* _THE REQUEST_
Search the listing for "xlabel" and copy every line where it appears.

* _EXERCISE DATA_

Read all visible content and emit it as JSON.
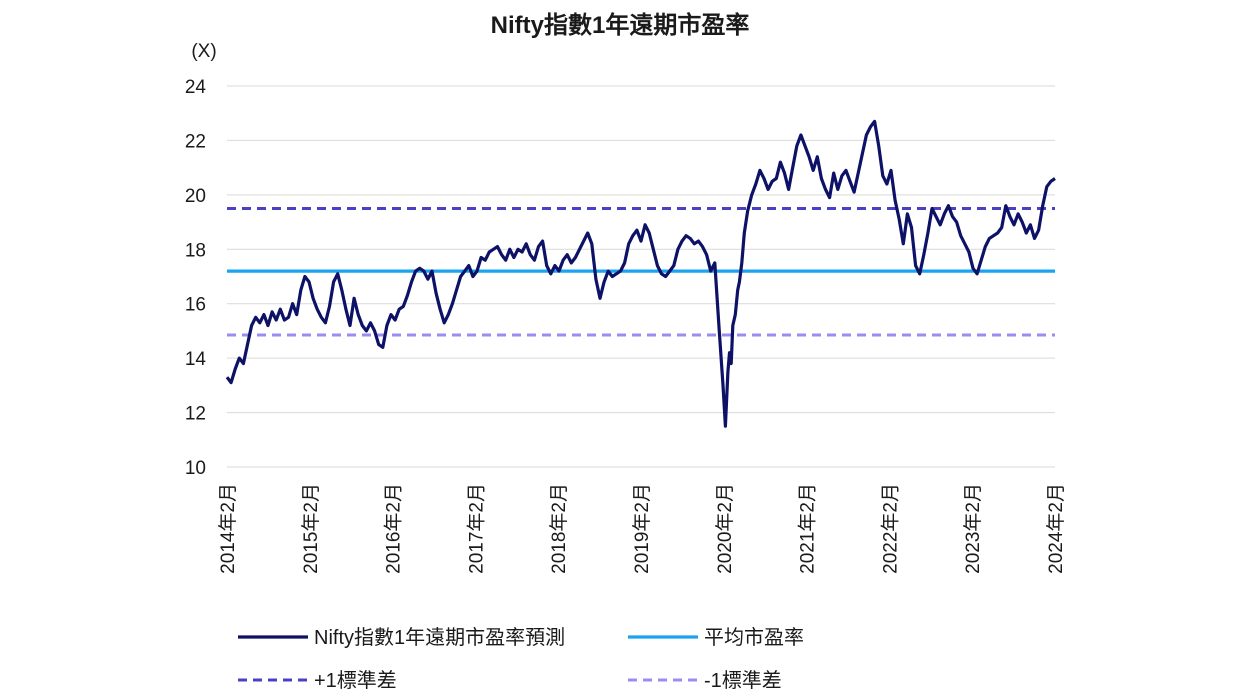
{
  "colors": {
    "pe_line": "#0d1266",
    "mean_line": "#1aa3ef",
    "plus_std": "#4a40c4",
    "minus_std": "#9b8cf0",
    "grid": "#d9d9d9"
  },
  "chart_data": {
    "type": "line",
    "title": "Nifty指數1年遠期市盈率",
    "ylabel": "(X)",
    "xlabel": "",
    "ylim": [
      10,
      24
    ],
    "yticks": [
      "10",
      "12",
      "14",
      "16",
      "18",
      "20",
      "22",
      "24"
    ],
    "xlim": [
      2014.05,
      2024.15
    ],
    "xticks": [
      "2014年2月",
      "2015年2月",
      "2016年2月",
      "2017年2月",
      "2018年2月",
      "2019年2月",
      "2020年2月",
      "2021年2月",
      "2022年2月",
      "2023年2月",
      "2024年2月"
    ],
    "grid": "horizontal",
    "legend_position": "bottom",
    "series": [
      {
        "name": "Nifty指數1年遠期市盈率預測",
        "style": "solid",
        "x": [
          2014.05,
          2014.1,
          2014.15,
          2014.2,
          2014.25,
          2014.3,
          2014.35,
          2014.4,
          2014.45,
          2014.5,
          2014.55,
          2014.6,
          2014.65,
          2014.7,
          2014.75,
          2014.8,
          2014.85,
          2014.9,
          2014.95,
          2015.0,
          2015.05,
          2015.1,
          2015.15,
          2015.2,
          2015.25,
          2015.3,
          2015.35,
          2015.4,
          2015.45,
          2015.5,
          2015.55,
          2015.6,
          2015.65,
          2015.7,
          2015.75,
          2015.8,
          2015.85,
          2015.9,
          2015.95,
          2016.0,
          2016.05,
          2016.1,
          2016.15,
          2016.2,
          2016.25,
          2016.3,
          2016.35,
          2016.4,
          2016.45,
          2016.5,
          2016.55,
          2016.6,
          2016.65,
          2016.7,
          2016.75,
          2016.8,
          2016.85,
          2016.9,
          2016.95,
          2017.0,
          2017.05,
          2017.1,
          2017.15,
          2017.2,
          2017.25,
          2017.3,
          2017.35,
          2017.4,
          2017.45,
          2017.5,
          2017.55,
          2017.6,
          2017.65,
          2017.7,
          2017.75,
          2017.8,
          2017.85,
          2017.9,
          2017.95,
          2018.0,
          2018.05,
          2018.1,
          2018.15,
          2018.2,
          2018.25,
          2018.3,
          2018.35,
          2018.4,
          2018.45,
          2018.5,
          2018.55,
          2018.6,
          2018.65,
          2018.7,
          2018.75,
          2018.8,
          2018.85,
          2018.9,
          2018.95,
          2019.0,
          2019.05,
          2019.1,
          2019.15,
          2019.2,
          2019.25,
          2019.3,
          2019.35,
          2019.4,
          2019.45,
          2019.5,
          2019.55,
          2019.6,
          2019.65,
          2019.7,
          2019.75,
          2019.8,
          2019.85,
          2019.9,
          2019.95,
          2020.0,
          2020.05,
          2020.1,
          2020.13,
          2020.16,
          2020.18,
          2020.2,
          2020.22,
          2020.25,
          2020.28,
          2020.3,
          2020.33,
          2020.36,
          2020.4,
          2020.45,
          2020.5,
          2020.55,
          2020.6,
          2020.65,
          2020.7,
          2020.75,
          2020.8,
          2020.85,
          2020.9,
          2020.95,
          2021.0,
          2021.05,
          2021.1,
          2021.15,
          2021.2,
          2021.25,
          2021.3,
          2021.35,
          2021.4,
          2021.45,
          2021.5,
          2021.55,
          2021.6,
          2021.65,
          2021.7,
          2021.75,
          2021.8,
          2021.85,
          2021.9,
          2021.95,
          2022.0,
          2022.05,
          2022.1,
          2022.15,
          2022.2,
          2022.25,
          2022.3,
          2022.35,
          2022.4,
          2022.45,
          2022.5,
          2022.55,
          2022.6,
          2022.65,
          2022.7,
          2022.75,
          2022.8,
          2022.85,
          2022.9,
          2022.95,
          2023.0,
          2023.05,
          2023.1,
          2023.15,
          2023.2,
          2023.25,
          2023.3,
          2023.35,
          2023.4,
          2023.45,
          2023.5,
          2023.55,
          2023.6,
          2023.65,
          2023.7,
          2023.75,
          2023.8,
          2023.85,
          2023.9,
          2023.95,
          2024.0,
          2024.05,
          2024.1,
          2024.15
        ],
        "y": [
          13.3,
          13.1,
          13.6,
          14.0,
          13.8,
          14.5,
          15.2,
          15.5,
          15.3,
          15.6,
          15.2,
          15.7,
          15.4,
          15.8,
          15.4,
          15.5,
          16.0,
          15.6,
          16.5,
          17.0,
          16.8,
          16.2,
          15.8,
          15.5,
          15.3,
          15.9,
          16.8,
          17.1,
          16.5,
          15.8,
          15.2,
          16.2,
          15.6,
          15.2,
          15.0,
          15.3,
          15.0,
          14.5,
          14.4,
          15.2,
          15.6,
          15.4,
          15.8,
          15.9,
          16.3,
          16.8,
          17.2,
          17.3,
          17.2,
          16.9,
          17.2,
          16.4,
          15.8,
          15.3,
          15.6,
          16.0,
          16.5,
          17.0,
          17.2,
          17.4,
          17.0,
          17.2,
          17.7,
          17.6,
          17.9,
          18.0,
          18.1,
          17.8,
          17.6,
          18.0,
          17.7,
          18.0,
          17.9,
          18.2,
          17.8,
          17.6,
          18.1,
          18.3,
          17.4,
          17.1,
          17.4,
          17.2,
          17.6,
          17.8,
          17.5,
          17.7,
          18.0,
          18.3,
          18.6,
          18.2,
          16.9,
          16.2,
          16.8,
          17.2,
          17.0,
          17.1,
          17.2,
          17.5,
          18.2,
          18.5,
          18.7,
          18.3,
          18.9,
          18.6,
          18.0,
          17.4,
          17.1,
          17.0,
          17.2,
          17.4,
          18.0,
          18.3,
          18.5,
          18.4,
          18.2,
          18.3,
          18.1,
          17.8,
          17.2,
          17.5,
          15.2,
          13.0,
          11.5,
          13.5,
          14.2,
          13.8,
          15.2,
          15.6,
          16.5,
          16.8,
          17.5,
          18.6,
          19.4,
          20.0,
          20.4,
          20.9,
          20.6,
          20.2,
          20.5,
          20.6,
          21.2,
          20.8,
          20.2,
          21.0,
          21.8,
          22.2,
          21.8,
          21.4,
          20.9,
          21.4,
          20.6,
          20.2,
          19.9,
          20.8,
          20.2,
          20.7,
          20.9,
          20.5,
          20.1,
          20.8,
          21.5,
          22.2,
          22.5,
          22.7,
          21.8,
          20.7,
          20.4,
          20.9,
          19.8,
          19.1,
          18.2,
          19.3,
          18.8,
          17.4,
          17.1,
          17.8,
          18.6,
          19.5,
          19.2,
          18.9,
          19.3,
          19.6,
          19.2,
          19.0,
          18.5,
          18.2,
          17.9,
          17.3,
          17.1,
          17.6,
          18.1,
          18.4,
          18.5,
          18.6,
          18.8,
          19.6,
          19.2,
          18.9,
          19.3,
          19.0,
          18.6,
          18.9,
          18.4,
          18.7,
          19.6,
          20.3,
          20.5,
          20.6
        ]
      },
      {
        "name": "平均市盈率",
        "style": "solid",
        "x": [
          2014.05,
          2024.15
        ],
        "y": [
          17.2,
          17.2
        ]
      },
      {
        "name": "+1標準差",
        "style": "dashed",
        "x": [
          2014.05,
          2024.15
        ],
        "y": [
          19.5,
          19.5
        ]
      },
      {
        "name": "-1標準差",
        "style": "dashed",
        "x": [
          2014.05,
          2024.15
        ],
        "y": [
          14.85,
          14.85
        ]
      }
    ]
  }
}
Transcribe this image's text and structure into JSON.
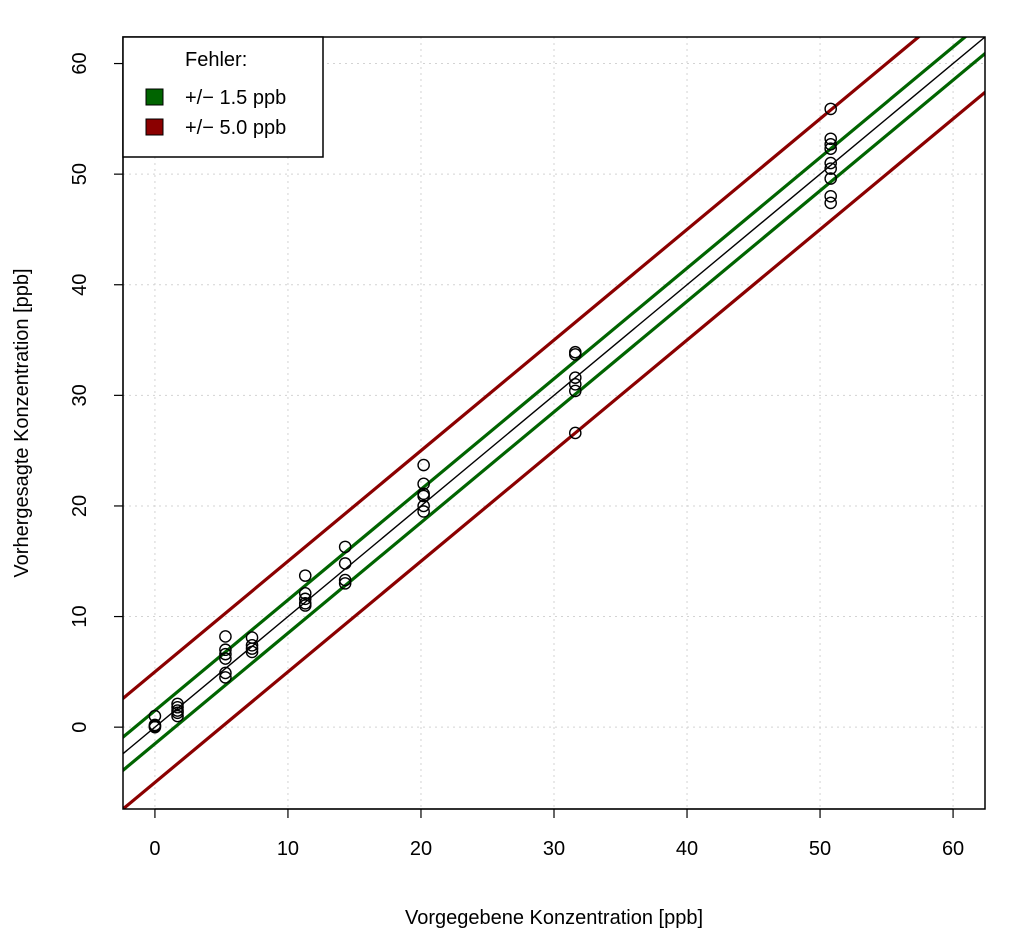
{
  "chart_data": {
    "type": "scatter",
    "xlabel": "Vorgegebene Konzentration [ppb]",
    "ylabel": "Vorhergesagte Konzentration [ppb]",
    "xlim": [
      -2.4,
      62.4
    ],
    "ylim": [
      -7.4,
      62.4
    ],
    "x_ticks": [
      0,
      10,
      20,
      30,
      40,
      50,
      60
    ],
    "y_ticks": [
      0,
      10,
      20,
      30,
      40,
      50,
      60
    ],
    "x_tick_labels": [
      "0",
      "10",
      "20",
      "30",
      "40",
      "50",
      "60"
    ],
    "y_tick_labels": [
      "0",
      "10",
      "20",
      "30",
      "40",
      "50",
      "60"
    ],
    "grid": true,
    "legend": {
      "title": "Fehler:",
      "position": "top-left",
      "entries": [
        {
          "label": "+/− 1.5 ppb",
          "color": "#006400"
        },
        {
          "label": "+/− 5.0 ppb",
          "color": "#8b0000"
        }
      ]
    },
    "reference_lines": [
      {
        "intercept": 0,
        "slope": 1,
        "color": "#000000",
        "width": 1.4
      },
      {
        "intercept": 1.5,
        "slope": 1,
        "color": "#006400",
        "width": 3.2
      },
      {
        "intercept": -1.5,
        "slope": 1,
        "color": "#006400",
        "width": 3.2
      },
      {
        "intercept": 5.0,
        "slope": 1,
        "color": "#8b0000",
        "width": 3.2
      },
      {
        "intercept": -5.0,
        "slope": 1,
        "color": "#8b0000",
        "width": 3.2
      }
    ],
    "points": [
      {
        "x": 0,
        "y": 1.0
      },
      {
        "x": 0,
        "y": 0.2
      },
      {
        "x": 0,
        "y": 0.1
      },
      {
        "x": 0,
        "y": 0.0
      },
      {
        "x": 1.7,
        "y": 2.1
      },
      {
        "x": 1.7,
        "y": 1.8
      },
      {
        "x": 1.7,
        "y": 1.5
      },
      {
        "x": 1.7,
        "y": 1.3
      },
      {
        "x": 1.7,
        "y": 1.0
      },
      {
        "x": 5.3,
        "y": 8.2
      },
      {
        "x": 5.3,
        "y": 7.0
      },
      {
        "x": 5.3,
        "y": 6.6
      },
      {
        "x": 5.3,
        "y": 6.2
      },
      {
        "x": 5.3,
        "y": 4.9
      },
      {
        "x": 5.3,
        "y": 4.5
      },
      {
        "x": 7.3,
        "y": 8.1
      },
      {
        "x": 7.3,
        "y": 7.4
      },
      {
        "x": 7.3,
        "y": 7.1
      },
      {
        "x": 7.3,
        "y": 6.8
      },
      {
        "x": 11.3,
        "y": 13.7
      },
      {
        "x": 11.3,
        "y": 12.1
      },
      {
        "x": 11.3,
        "y": 11.6
      },
      {
        "x": 11.3,
        "y": 11.2
      },
      {
        "x": 11.3,
        "y": 11.0
      },
      {
        "x": 14.3,
        "y": 16.3
      },
      {
        "x": 14.3,
        "y": 14.8
      },
      {
        "x": 14.3,
        "y": 13.3
      },
      {
        "x": 14.3,
        "y": 13.0
      },
      {
        "x": 20.2,
        "y": 23.7
      },
      {
        "x": 20.2,
        "y": 22.0
      },
      {
        "x": 20.2,
        "y": 21.1
      },
      {
        "x": 20.2,
        "y": 20.9
      },
      {
        "x": 20.2,
        "y": 20.0
      },
      {
        "x": 20.2,
        "y": 19.5
      },
      {
        "x": 31.6,
        "y": 33.9
      },
      {
        "x": 31.6,
        "y": 33.7
      },
      {
        "x": 31.6,
        "y": 31.6
      },
      {
        "x": 31.6,
        "y": 31.0
      },
      {
        "x": 31.6,
        "y": 30.4
      },
      {
        "x": 31.6,
        "y": 26.6
      },
      {
        "x": 50.8,
        "y": 55.9
      },
      {
        "x": 50.8,
        "y": 53.2
      },
      {
        "x": 50.8,
        "y": 52.7
      },
      {
        "x": 50.8,
        "y": 52.3
      },
      {
        "x": 50.8,
        "y": 51.0
      },
      {
        "x": 50.8,
        "y": 50.5
      },
      {
        "x": 50.8,
        "y": 49.6
      },
      {
        "x": 50.8,
        "y": 48.0
      },
      {
        "x": 50.8,
        "y": 47.4
      }
    ]
  }
}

* _FINAL ANSWER_
    "xlabel": "",
    "xlabel": "Vorgegebene Konzentration [ppb]",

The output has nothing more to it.